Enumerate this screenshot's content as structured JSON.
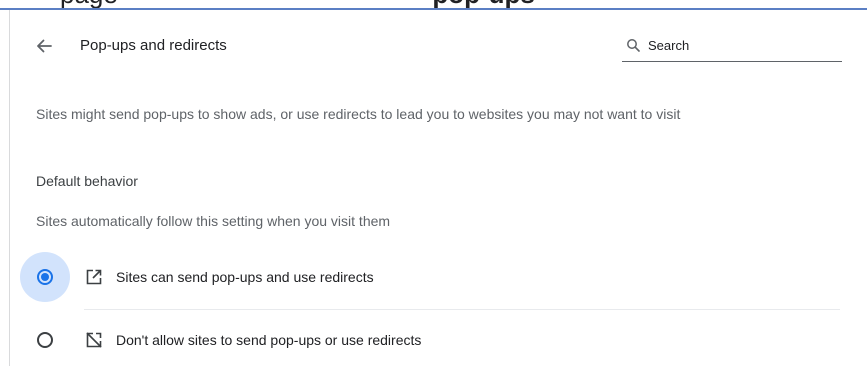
{
  "top_fragment": {
    "text_plain": "page",
    "text_bold": "pop-ups"
  },
  "header": {
    "title": "Pop-ups and redirects",
    "back_icon": "back-arrow-icon"
  },
  "search": {
    "placeholder": "Search",
    "value": "",
    "icon": "search-icon"
  },
  "description": "Sites might send pop-ups to show ads, or use redirects to lead you to websites you may not want to visit",
  "default_behavior": {
    "heading": "Default behavior",
    "subtext": "Sites automatically follow this setting when you visit them",
    "options": [
      {
        "label": "Sites can send pop-ups and use redirects",
        "selected": true,
        "icon": "open-in-new-icon"
      },
      {
        "label": "Don't allow sites to send pop-ups or use redirects",
        "selected": false,
        "icon": "popup-blocked-icon"
      }
    ]
  },
  "colors": {
    "accent": "#1a73e8",
    "halo": "#d2e3fc",
    "text_primary": "#202124",
    "text_secondary": "#5f6368"
  }
}
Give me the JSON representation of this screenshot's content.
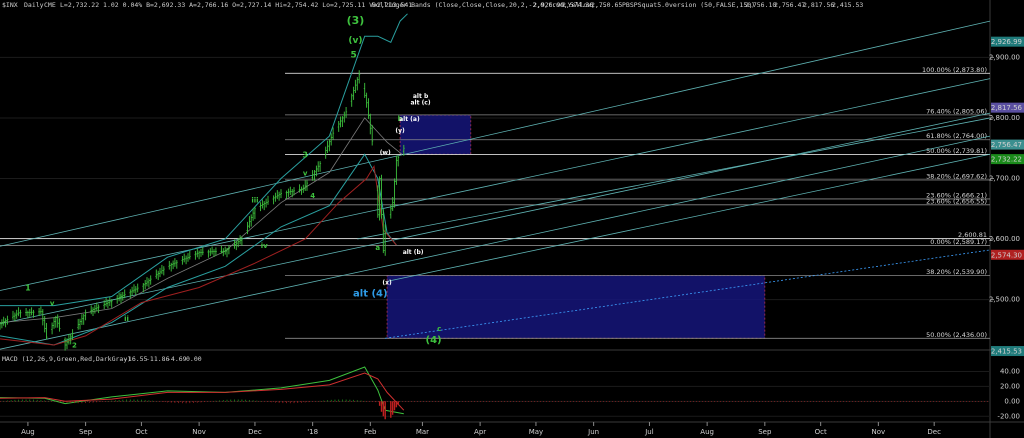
{
  "header": {
    "symbol": "$INX",
    "interval": "Daily",
    "exchange": "CME",
    "quote": "L=2,732.22 1.02 0.04% B=2,692.33 A=2,766.16 O=2,727.14 Hi=2,754.42 Lo=2,725.11 V=2,213,541",
    "bollinger_label": "Bollinger Bands (Close,Close,Close,20,2,-2,0,true,Yellow,...",
    "bollinger_values": [
      "2,926.99",
      "2,574.30",
      "2,750.65"
    ],
    "squeeze_label": "PBSPSquat5.0version (50,FALSE,150)",
    "squeeze_values": [
      "2,756.10",
      "2,756.47",
      "2,817.56",
      "2,415.53"
    ]
  },
  "macd": {
    "label": "MACD (12,26,9,Green,Red,DarkGray)",
    "values": [
      "-16.55",
      "-11.86",
      "-4.69",
      "0.00"
    ],
    "axis_ticks": [
      {
        "value": 40,
        "text": "40.00"
      },
      {
        "value": 20,
        "text": "20.00"
      },
      {
        "value": 0,
        "text": "0.00"
      },
      {
        "value": -20,
        "text": "-20.00"
      }
    ]
  },
  "chart_data": {
    "type": "line",
    "title": "",
    "ylabel": "",
    "ylim": [
      2420,
      2975
    ],
    "x_range": [
      "2017-07-17",
      "2018-12-31"
    ],
    "y_ticks": [
      {
        "value": 2900,
        "text": "2,900.00"
      },
      {
        "value": 2800,
        "text": "2,800.00"
      },
      {
        "value": 2700,
        "text": "2,700.00"
      },
      {
        "value": 2600,
        "text": "2,600.00"
      },
      {
        "value": 2500,
        "text": "2,500.00"
      }
    ],
    "x_ticks": [
      {
        "date": "2017-08-01",
        "text": "Aug"
      },
      {
        "date": "2017-09-01",
        "text": "Sep"
      },
      {
        "date": "2017-10-01",
        "text": "Oct"
      },
      {
        "date": "2017-11-01",
        "text": "Nov"
      },
      {
        "date": "2017-12-01",
        "text": "Dec"
      },
      {
        "date": "2018-01-01",
        "text": "'18"
      },
      {
        "date": "2018-02-01",
        "text": "Feb"
      },
      {
        "date": "2018-03-01",
        "text": "Mar"
      },
      {
        "date": "2018-04-01",
        "text": "Apr"
      },
      {
        "date": "2018-05-01",
        "text": "May"
      },
      {
        "date": "2018-06-01",
        "text": "Jun"
      },
      {
        "date": "2018-07-01",
        "text": "Jul"
      },
      {
        "date": "2018-08-01",
        "text": "Aug"
      },
      {
        "date": "2018-09-01",
        "text": "Sep"
      },
      {
        "date": "2018-10-01",
        "text": "Oct"
      },
      {
        "date": "2018-11-01",
        "text": "Nov"
      },
      {
        "date": "2018-12-01",
        "text": "Dec"
      }
    ],
    "price_path": [
      [
        "2017-07-17",
        2460
      ],
      [
        "2017-07-27",
        2478
      ],
      [
        "2017-08-08",
        2480
      ],
      [
        "2017-08-11",
        2438
      ],
      [
        "2017-08-16",
        2470
      ],
      [
        "2017-08-21",
        2425
      ],
      [
        "2017-09-01",
        2478
      ],
      [
        "2017-09-11",
        2492
      ],
      [
        "2017-09-20",
        2505
      ],
      [
        "2017-10-01",
        2522
      ],
      [
        "2017-10-15",
        2555
      ],
      [
        "2017-11-01",
        2578
      ],
      [
        "2017-11-15",
        2580
      ],
      [
        "2017-11-24",
        2600
      ],
      [
        "2017-12-01",
        2650
      ],
      [
        "2017-12-15",
        2675
      ],
      [
        "2017-12-27",
        2683
      ],
      [
        "2018-01-05",
        2725
      ],
      [
        "2018-01-12",
        2775
      ],
      [
        "2018-01-19",
        2810
      ],
      [
        "2018-01-26",
        2872
      ],
      [
        "2018-01-30",
        2825
      ],
      [
        "2018-02-02",
        2762
      ],
      [
        "2018-02-05",
        2640
      ],
      [
        "2018-02-06",
        2700
      ],
      [
        "2018-02-08",
        2581
      ],
      [
        "2018-02-09",
        2620
      ],
      [
        "2018-02-13",
        2660
      ],
      [
        "2018-02-15",
        2730
      ],
      [
        "2018-02-19",
        2750
      ]
    ],
    "bollinger_upper": [
      [
        "2017-07-17",
        2490
      ],
      [
        "2017-08-15",
        2490
      ],
      [
        "2017-09-15",
        2505
      ],
      [
        "2017-10-15",
        2570
      ],
      [
        "2017-11-15",
        2600
      ],
      [
        "2017-12-15",
        2700
      ],
      [
        "2018-01-10",
        2770
      ],
      [
        "2018-01-29",
        2935
      ],
      [
        "2018-02-05",
        2935
      ],
      [
        "2018-02-12",
        2925
      ],
      [
        "2018-02-17",
        2960
      ],
      [
        "2018-02-21",
        2972
      ]
    ],
    "bollinger_lower": [
      [
        "2017-07-17",
        2440
      ],
      [
        "2017-08-15",
        2425
      ],
      [
        "2017-09-15",
        2462
      ],
      [
        "2017-10-15",
        2520
      ],
      [
        "2017-11-15",
        2555
      ],
      [
        "2017-12-15",
        2620
      ],
      [
        "2018-01-10",
        2655
      ],
      [
        "2018-01-29",
        2740
      ],
      [
        "2018-02-05",
        2700
      ],
      [
        "2018-02-10",
        2610
      ],
      [
        "2018-02-15",
        2590
      ]
    ],
    "squeeze_line": [
      [
        "2017-07-17",
        2462
      ],
      [
        "2017-08-15",
        2470
      ],
      [
        "2017-09-15",
        2485
      ],
      [
        "2017-10-15",
        2535
      ],
      [
        "2017-11-15",
        2580
      ],
      [
        "2017-12-15",
        2660
      ],
      [
        "2018-01-10",
        2710
      ],
      [
        "2018-01-29",
        2800
      ],
      [
        "2018-02-10",
        2760
      ],
      [
        "2018-02-18",
        2740
      ]
    ],
    "red_line": [
      [
        "2017-07-17",
        2435
      ],
      [
        "2017-08-15",
        2425
      ],
      [
        "2017-09-01",
        2440
      ],
      [
        "2017-10-01",
        2495
      ],
      [
        "2017-11-01",
        2520
      ],
      [
        "2017-12-01",
        2560
      ],
      [
        "2017-12-28",
        2600
      ],
      [
        "2018-01-15",
        2660
      ],
      [
        "2018-01-30",
        2700
      ],
      [
        "2018-02-03",
        2720
      ],
      [
        "2018-02-08",
        2615
      ],
      [
        "2018-02-15",
        2590
      ]
    ],
    "horizontal_lines": [
      {
        "y": 2873.8,
        "label": "100.00% (2,873.80)",
        "color": "#ffffff"
      },
      {
        "y": 2805.06,
        "label": "76.40% (2,805.06)",
        "color": "#8a8a8a"
      },
      {
        "y": 2764.0,
        "label": "61.80% (2,764.00)",
        "color": "#8a8a8a"
      },
      {
        "y": 2739.81,
        "label": "50.00% (2,739.81)",
        "color": "#ffffff"
      },
      {
        "y": 2697.62,
        "label": "38.20% (2,697.62)",
        "color": "#8a8a8a"
      },
      {
        "y": 2666.21,
        "label": "23.60% (2,666.21)",
        "color": "#8a8a8a"
      },
      {
        "y": 2656.55,
        "label": "23.60% (2,656.55)",
        "color": "#8a8a8a"
      },
      {
        "y": 2600.81,
        "label": "2,600.81",
        "color": "#ffffff"
      },
      {
        "y": 2589.17,
        "label": "0.00% (2,589.17)",
        "color": "#8a8a8a"
      },
      {
        "y": 2539.9,
        "label": "38.20% (2,539.90)",
        "color": "#8a8a8a"
      },
      {
        "y": 2436.0,
        "label": "50.00% (2,436.00)",
        "color": "#8a8a8a"
      }
    ],
    "boxes": [
      {
        "from": "2018-02-17",
        "to": "2018-03-27",
        "y_top": 2805,
        "y_bottom": 2740
      },
      {
        "from": "2018-02-10",
        "to": "2018-09-01",
        "y_top": 2539.9,
        "y_bottom": 2436
      }
    ],
    "channels": [
      {
        "from": [
          "2017-07-17",
          2588
        ],
        "to": [
          "2018-12-31",
          2960
        ],
        "color": "#5fb3b3"
      },
      {
        "from": [
          "2017-07-17",
          2515
        ],
        "to": [
          "2018-12-31",
          2865
        ],
        "color": "#5fb3b3"
      },
      {
        "from": [
          "2017-07-17",
          2460
        ],
        "to": [
          "2018-12-31",
          2808
        ],
        "color": "#5fb3b3"
      },
      {
        "from": [
          "2017-07-17",
          2418
        ],
        "to": [
          "2018-12-31",
          2770
        ],
        "color": "#5fb3b3"
      },
      {
        "from": [
          "2018-01-25",
          2600
        ],
        "to": [
          "2018-12-31",
          2800
        ],
        "color": "#5fb3b3"
      },
      {
        "from": [
          "2018-02-10",
          2530
        ],
        "to": [
          "2018-12-31",
          2740
        ],
        "color": "#5fb3b3"
      }
    ],
    "blue_dashed_line": {
      "from": [
        "2018-02-09",
        2436
      ],
      "to": [
        "2018-12-31",
        2582
      ],
      "color": "#3da0ff"
    },
    "price_right_tags": [
      {
        "value": 2926,
        "text": "2,926.99",
        "color": "#1f7a7a"
      },
      {
        "value": 2817,
        "text": "2,817.56",
        "color": "#5a4fa0"
      },
      {
        "value": 2756,
        "text": "2,756.47",
        "color": "#3b8f8f"
      },
      {
        "value": 2732,
        "text": "2,732.22",
        "color": "#1a8a1a"
      },
      {
        "value": 2574,
        "text": "2,574.30",
        "color": "#b02020"
      },
      {
        "value": 2415,
        "text": "2,415.53",
        "color": "#1f7a7a"
      }
    ],
    "wave_labels": [
      {
        "date": "2018-01-24",
        "y": 2955,
        "text": "(3)",
        "color": "#3ec23e",
        "size": 11
      },
      {
        "date": "2018-01-24",
        "y": 2924,
        "text": "(v)",
        "color": "#3ec23e",
        "size": 9
      },
      {
        "date": "2018-01-23",
        "y": 2900,
        "text": "5",
        "color": "#3ec23e",
        "size": 9
      },
      {
        "date": "2017-08-01",
        "y": 2515,
        "text": "1",
        "color": "#3ec23e",
        "size": 8
      },
      {
        "date": "2017-08-14",
        "y": 2490,
        "text": "v",
        "color": "#3ec23e",
        "size": 7
      },
      {
        "date": "2017-09-20",
        "y": 2503,
        "text": "i",
        "color": "#3ec23e",
        "size": 7
      },
      {
        "date": "2017-09-23",
        "y": 2465,
        "text": "ii",
        "color": "#3ec23e",
        "size": 7
      },
      {
        "date": "2017-12-01",
        "y": 2660,
        "text": "iii",
        "color": "#3ec23e",
        "size": 7
      },
      {
        "date": "2017-12-06",
        "y": 2585,
        "text": "iv",
        "color": "#3ec23e",
        "size": 7
      },
      {
        "date": "2017-12-28",
        "y": 2735,
        "text": "3",
        "color": "#3ec23e",
        "size": 8
      },
      {
        "date": "2017-12-28",
        "y": 2705,
        "text": "v",
        "color": "#3ec23e",
        "size": 7
      },
      {
        "date": "2018-01-01",
        "y": 2668,
        "text": "4",
        "color": "#3ec23e",
        "size": 7
      },
      {
        "date": "2017-08-26",
        "y": 2421,
        "text": "2",
        "color": "#3ec23e",
        "size": 7
      },
      {
        "date": "2018-02-05",
        "y": 2582,
        "text": "a",
        "color": "#3ec23e",
        "size": 7
      },
      {
        "date": "2018-02-17",
        "y": 2795,
        "text": "b",
        "color": "#3ec23e",
        "size": 7
      },
      {
        "date": "2018-03-10",
        "y": 2448,
        "text": "c",
        "color": "#3ec23e",
        "size": 7
      },
      {
        "date": "2018-03-07",
        "y": 2428,
        "text": "(4)",
        "color": "#3ec23e",
        "size": 10
      },
      {
        "date": "2018-02-09",
        "y": 2740,
        "text": "(w)",
        "color": "#ffffff",
        "size": 6
      },
      {
        "date": "2018-02-17",
        "y": 2776,
        "text": "(y)",
        "color": "#ffffff",
        "size": 6
      },
      {
        "date": "2018-02-10",
        "y": 2525,
        "text": "(x)",
        "color": "#ffffff",
        "size": 6
      },
      {
        "date": "2018-02-22",
        "y": 2795,
        "text": "alt (a)",
        "color": "#ffffff",
        "size": 6
      },
      {
        "date": "2018-02-28",
        "y": 2833,
        "text": "alt b",
        "color": "#ffffff",
        "size": 6
      },
      {
        "date": "2018-02-28",
        "y": 2822,
        "text": "alt (c)",
        "color": "#ffffff",
        "size": 6
      },
      {
        "date": "2018-02-24",
        "y": 2575,
        "text": "alt (b)",
        "color": "#ffffff",
        "size": 6
      },
      {
        "date": "2018-02-01",
        "y": 2505,
        "text": "alt (4)",
        "color": "#2e9be6",
        "size": 10
      }
    ],
    "macd_line": [
      [
        "2017-07-17",
        5
      ],
      [
        "2017-08-10",
        4
      ],
      [
        "2017-08-21",
        -3
      ],
      [
        "2017-09-15",
        6
      ],
      [
        "2017-10-15",
        14
      ],
      [
        "2017-11-15",
        12
      ],
      [
        "2017-12-15",
        18
      ],
      [
        "2018-01-10",
        28
      ],
      [
        "2018-01-29",
        46
      ],
      [
        "2018-02-05",
        15
      ],
      [
        "2018-02-09",
        -12
      ],
      [
        "2018-02-19",
        -16.55
      ]
    ],
    "macd_signal": [
      [
        "2017-07-17",
        4
      ],
      [
        "2017-08-10",
        5
      ],
      [
        "2017-08-21",
        0
      ],
      [
        "2017-09-15",
        3
      ],
      [
        "2017-10-15",
        12
      ],
      [
        "2017-11-15",
        12
      ],
      [
        "2017-12-15",
        16
      ],
      [
        "2018-01-10",
        22
      ],
      [
        "2018-01-29",
        38
      ],
      [
        "2018-02-05",
        30
      ],
      [
        "2018-02-10",
        12
      ],
      [
        "2018-02-19",
        -11.86
      ]
    ],
    "macd_hist_neg": [
      [
        "2018-02-06",
        -6
      ],
      [
        "2018-02-07",
        -14
      ],
      [
        "2018-02-08",
        -20
      ],
      [
        "2018-02-09",
        -24
      ],
      [
        "2018-02-12",
        -22
      ],
      [
        "2018-02-13",
        -18
      ],
      [
        "2018-02-14",
        -12
      ],
      [
        "2018-02-15",
        -8
      ],
      [
        "2018-02-16",
        -5
      ]
    ]
  }
}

****************************************

[WHAT YOU HAVE TO DO]:
Work through the records above line by line and count those that hold the string "send". Give only the result.

[THE SOLUTION]:
3